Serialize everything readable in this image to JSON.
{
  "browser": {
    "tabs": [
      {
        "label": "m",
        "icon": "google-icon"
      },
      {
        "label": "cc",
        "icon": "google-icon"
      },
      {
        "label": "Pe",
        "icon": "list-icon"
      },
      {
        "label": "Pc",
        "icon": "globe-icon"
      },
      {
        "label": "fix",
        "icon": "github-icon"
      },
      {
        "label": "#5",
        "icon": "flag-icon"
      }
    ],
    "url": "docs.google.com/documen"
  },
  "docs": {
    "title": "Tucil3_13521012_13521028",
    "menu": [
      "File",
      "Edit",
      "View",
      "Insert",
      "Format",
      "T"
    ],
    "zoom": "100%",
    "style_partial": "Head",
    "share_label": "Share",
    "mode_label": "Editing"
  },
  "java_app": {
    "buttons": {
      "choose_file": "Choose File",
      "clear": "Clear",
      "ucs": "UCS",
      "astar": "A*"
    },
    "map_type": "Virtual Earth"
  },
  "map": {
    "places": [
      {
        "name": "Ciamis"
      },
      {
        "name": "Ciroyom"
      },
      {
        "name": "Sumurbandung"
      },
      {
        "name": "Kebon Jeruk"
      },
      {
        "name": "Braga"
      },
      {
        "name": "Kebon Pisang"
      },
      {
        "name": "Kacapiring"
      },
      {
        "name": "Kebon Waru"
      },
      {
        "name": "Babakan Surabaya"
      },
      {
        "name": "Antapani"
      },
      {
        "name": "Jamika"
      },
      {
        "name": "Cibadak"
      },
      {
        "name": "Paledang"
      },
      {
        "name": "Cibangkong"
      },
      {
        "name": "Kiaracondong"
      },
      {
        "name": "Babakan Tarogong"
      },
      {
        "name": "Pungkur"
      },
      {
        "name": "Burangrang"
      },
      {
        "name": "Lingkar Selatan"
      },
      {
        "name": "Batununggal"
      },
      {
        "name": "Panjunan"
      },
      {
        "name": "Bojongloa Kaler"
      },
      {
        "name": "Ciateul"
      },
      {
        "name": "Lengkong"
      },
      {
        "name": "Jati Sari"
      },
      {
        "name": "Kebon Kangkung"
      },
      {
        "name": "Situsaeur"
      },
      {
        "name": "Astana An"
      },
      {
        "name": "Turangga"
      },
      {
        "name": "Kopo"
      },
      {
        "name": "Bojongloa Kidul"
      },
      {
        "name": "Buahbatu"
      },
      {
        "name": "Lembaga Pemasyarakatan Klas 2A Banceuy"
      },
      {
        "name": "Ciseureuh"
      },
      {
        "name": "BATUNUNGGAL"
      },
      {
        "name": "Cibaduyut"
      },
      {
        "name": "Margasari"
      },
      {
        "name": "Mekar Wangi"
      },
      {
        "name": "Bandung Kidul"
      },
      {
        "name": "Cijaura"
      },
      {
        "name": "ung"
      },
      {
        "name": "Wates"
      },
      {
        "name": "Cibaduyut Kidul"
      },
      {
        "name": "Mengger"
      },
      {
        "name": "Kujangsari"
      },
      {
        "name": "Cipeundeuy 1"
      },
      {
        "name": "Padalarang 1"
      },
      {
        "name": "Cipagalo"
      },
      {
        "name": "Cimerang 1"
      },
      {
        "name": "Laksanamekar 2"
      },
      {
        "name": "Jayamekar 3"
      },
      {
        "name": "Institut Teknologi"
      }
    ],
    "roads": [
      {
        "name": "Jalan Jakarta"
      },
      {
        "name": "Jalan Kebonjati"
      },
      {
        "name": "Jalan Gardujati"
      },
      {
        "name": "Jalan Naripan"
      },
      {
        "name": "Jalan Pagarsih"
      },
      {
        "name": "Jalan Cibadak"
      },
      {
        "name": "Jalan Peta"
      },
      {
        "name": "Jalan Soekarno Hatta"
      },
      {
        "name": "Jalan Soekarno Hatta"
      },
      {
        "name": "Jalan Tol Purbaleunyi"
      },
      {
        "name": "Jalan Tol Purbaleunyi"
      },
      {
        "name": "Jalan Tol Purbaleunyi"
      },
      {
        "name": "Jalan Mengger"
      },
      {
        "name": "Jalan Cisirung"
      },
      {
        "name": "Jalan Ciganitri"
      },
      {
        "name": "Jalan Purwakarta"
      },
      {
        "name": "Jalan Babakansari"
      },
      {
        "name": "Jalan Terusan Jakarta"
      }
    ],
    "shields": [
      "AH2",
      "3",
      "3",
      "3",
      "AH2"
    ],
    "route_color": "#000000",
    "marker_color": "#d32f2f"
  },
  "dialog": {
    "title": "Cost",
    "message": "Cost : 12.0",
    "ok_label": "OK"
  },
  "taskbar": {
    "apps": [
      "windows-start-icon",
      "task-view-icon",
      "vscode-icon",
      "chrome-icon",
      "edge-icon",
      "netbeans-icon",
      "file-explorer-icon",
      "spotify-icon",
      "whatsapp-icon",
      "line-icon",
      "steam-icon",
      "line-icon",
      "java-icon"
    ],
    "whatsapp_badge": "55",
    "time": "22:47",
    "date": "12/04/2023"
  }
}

····················

Your objective
Send back every record, precisely as written.

Completed exercise
Serialize everything readable in this image to JSON.
{
  "browser": {
    "tabs": [
      {
        "label": "m",
        "icon": "google-icon"
      },
      {
        "label": "cc",
        "icon": "google-icon"
      },
      {
        "label": "Pe",
        "icon": "list-icon"
      },
      {
        "label": "Pc",
        "icon": "globe-icon"
      },
      {
        "label": "fix",
        "icon": "github-icon"
      },
      {
        "label": "#5",
        "icon": "flag-icon"
      }
    ],
    "url": "docs.google.com/documen"
  },
  "docs": {
    "title": "Tucil3_13521012_13521028",
    "menu": [
      "File",
      "Edit",
      "View",
      "Insert",
      "Format",
      "T"
    ],
    "zoom": "100%",
    "style_partial": "Head",
    "share_label": "Share",
    "mode_label": "Editing"
  },
  "java_app": {
    "buttons": {
      "choose_file": "Choose File",
      "clear": "Clear",
      "ucs": "UCS",
      "astar": "A*"
    },
    "map_type": "Virtual Earth"
  },
  "map": {
    "places": [
      {
        "name": "Ciamis"
      },
      {
        "name": "Ciroyom"
      },
      {
        "name": "Sumurbandung"
      },
      {
        "name": "Kebon Jeruk"
      },
      {
        "name": "Braga"
      },
      {
        "name": "Kebon Pisang"
      },
      {
        "name": "Kacapiring"
      },
      {
        "name": "Kebon Waru"
      },
      {
        "name": "Babakan Surabaya"
      },
      {
        "name": "Antapani"
      },
      {
        "name": "Jamika"
      },
      {
        "name": "Cibadak"
      },
      {
        "name": "Paledang"
      },
      {
        "name": "Cibangkong"
      },
      {
        "name": "Kiaracondong"
      },
      {
        "name": "Babakan Tarogong"
      },
      {
        "name": "Pungkur"
      },
      {
        "name": "Burangrang"
      },
      {
        "name": "Lingkar Selatan"
      },
      {
        "name": "Batununggal"
      },
      {
        "name": "Panjunan"
      },
      {
        "name": "Bojongloa Kaler"
      },
      {
        "name": "Ciateul"
      },
      {
        "name": "Lengkong"
      },
      {
        "name": "Jati Sari"
      },
      {
        "name": "Kebon Kangkung"
      },
      {
        "name": "Situsaeur"
      },
      {
        "name": "Astana An"
      },
      {
        "name": "Turangga"
      },
      {
        "name": "Kopo"
      },
      {
        "name": "Bojongloa Kidul"
      },
      {
        "name": "Buahbatu"
      },
      {
        "name": "Lembaga Pemasyarakatan Klas 2A Banceuy"
      },
      {
        "name": "Ciseureuh"
      },
      {
        "name": "BATUNUNGGAL"
      },
      {
        "name": "Cibaduyut"
      },
      {
        "name": "Margasari"
      },
      {
        "name": "Mekar Wangi"
      },
      {
        "name": "Bandung Kidul"
      },
      {
        "name": "Cijaura"
      },
      {
        "name": "ung"
      },
      {
        "name": "Wates"
      },
      {
        "name": "Cibaduyut Kidul"
      },
      {
        "name": "Mengger"
      },
      {
        "name": "Kujangsari"
      },
      {
        "name": "Cipeundeuy 1"
      },
      {
        "name": "Padalarang 1"
      },
      {
        "name": "Cipagalo"
      },
      {
        "name": "Cimerang 1"
      },
      {
        "name": "Laksanamekar 2"
      },
      {
        "name": "Jayamekar 3"
      },
      {
        "name": "Institut Teknologi"
      }
    ],
    "roads": [
      {
        "name": "Jalan Jakarta"
      },
      {
        "name": "Jalan Kebonjati"
      },
      {
        "name": "Jalan Gardujati"
      },
      {
        "name": "Jalan Naripan"
      },
      {
        "name": "Jalan Pagarsih"
      },
      {
        "name": "Jalan Cibadak"
      },
      {
        "name": "Jalan Peta"
      },
      {
        "name": "Jalan Soekarno Hatta"
      },
      {
        "name": "Jalan Soekarno Hatta"
      },
      {
        "name": "Jalan Tol Purbaleunyi"
      },
      {
        "name": "Jalan Tol Purbaleunyi"
      },
      {
        "name": "Jalan Tol Purbaleunyi"
      },
      {
        "name": "Jalan Mengger"
      },
      {
        "name": "Jalan Cisirung"
      },
      {
        "name": "Jalan Ciganitri"
      },
      {
        "name": "Jalan Purwakarta"
      },
      {
        "name": "Jalan Babakansari"
      },
      {
        "name": "Jalan Terusan Jakarta"
      }
    ],
    "shields": [
      "AH2",
      "3",
      "3",
      "3",
      "AH2"
    ],
    "route_color": "#000000",
    "marker_color": "#d32f2f"
  },
  "dialog": {
    "title": "Cost",
    "message": "Cost : 12.0",
    "ok_label": "OK"
  },
  "taskbar": {
    "apps": [
      "windows-start-icon",
      "task-view-icon",
      "vscode-icon",
      "chrome-icon",
      "edge-icon",
      "netbeans-icon",
      "file-explorer-icon",
      "spotify-icon",
      "whatsapp-icon",
      "line-icon",
      "steam-icon",
      "line-icon",
      "java-icon"
    ],
    "whatsapp_badge": "55",
    "time": "22:47",
    "date": "12/04/2023"
  }
}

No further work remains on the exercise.